_What to work on_
Quote, verbatim, all material below, without pictures.

_Data supplied_
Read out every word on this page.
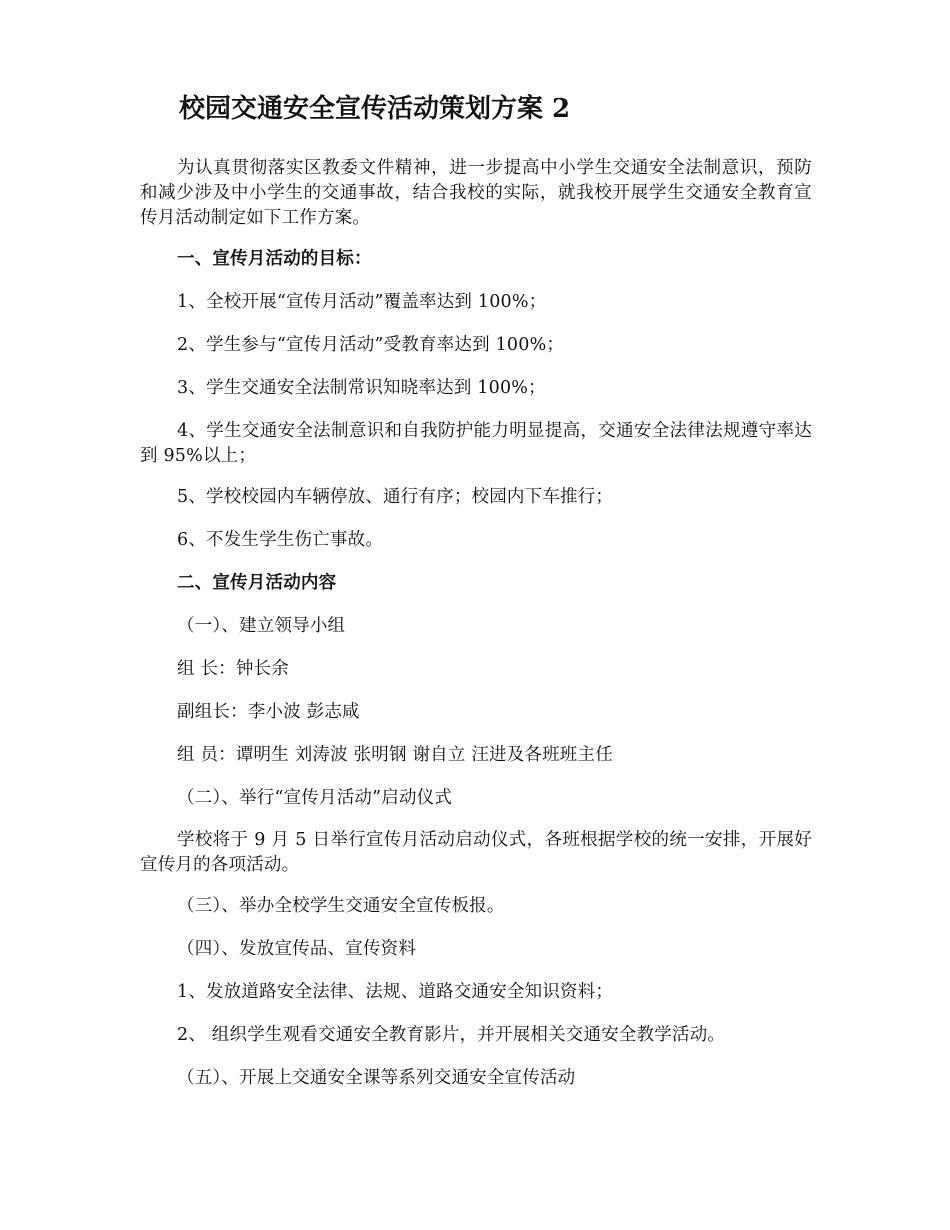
校园交通安全宣传活动策划方案 2
为认真贯彻落实区教委文件精神，进一步提高中小学生交通安全法制意识，预防和减少涉及中小学生的交通事故，结合我校的实际，就我校开展学生交通安全教育宣传月活动制定如下工作方案。
一、宣传月活动的目标：
1、全校开展“宣传月活动”覆盖率达到 100%；
2、学生参与“宣传月活动”受教育率达到 100%；
3、学生交通安全法制常识知晓率达到 100%；
4、学生交通安全法制意识和自我防护能力明显提高，交通安全法律法规遵守率达到 95%以上；
5、学校校园内车辆停放、通行有序；校园内下车推行；
6、不发生学生伤亡事故。
二、宣传月活动内容
（一）、建立领导小组
组 长：钟长余
副组长：李小波 彭志咸
组 员：谭明生 刘涛波 张明钢 谢自立 汪进及各班班主任
（二）、举行“宣传月活动”启动仪式
学校将于 9 月 5 日举行宣传月活动启动仪式，各班根据学校的统一安排，开展好宣传月的各项活动。
（三）、举办全校学生交通安全宣传板报。
（四）、发放宣传品、宣传资料
1、发放道路安全法律、法规、道路交通安全知识资料；
2、 组织学生观看交通安全教育影片，并开展相关交通安全教学活动。
（五）、开展上交通安全课等系列交通安全宣传活动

_Result_
Read out every word on this page.
校园交通安全宣传活动策划方案 2
为认真贯彻落实区教委文件精神，进一步提高中小学生交通安全法制意识，预防和减少涉及中小学生的交通事故，结合我校的实际，就我校开展学生交通安全教育宣传月活动制定如下工作方案。
一、宣传月活动的目标：
1、全校开展“宣传月活动”覆盖率达到 100%；
2、学生参与“宣传月活动”受教育率达到 100%；
3、学生交通安全法制常识知晓率达到 100%；
4、学生交通安全法制意识和自我防护能力明显提高，交通安全法律法规遵守率达到 95%以上；
5、学校校园内车辆停放、通行有序；校园内下车推行；
6、不发生学生伤亡事故。
二、宣传月活动内容
（一）、建立领导小组
组 长：钟长余
副组长：李小波 彭志咸
组 员：谭明生 刘涛波 张明钢 谢自立 汪进及各班班主任
（二）、举行“宣传月活动”启动仪式
学校将于 9 月 5 日举行宣传月活动启动仪式，各班根据学校的统一安排，开展好宣传月的各项活动。
（三）、举办全校学生交通安全宣传板报。
（四）、发放宣传品、宣传资料
1、发放道路安全法律、法规、道路交通安全知识资料；
2、 组织学生观看交通安全教育影片，并开展相关交通安全教学活动。
（五）、开展上交通安全课等系列交通安全宣传活动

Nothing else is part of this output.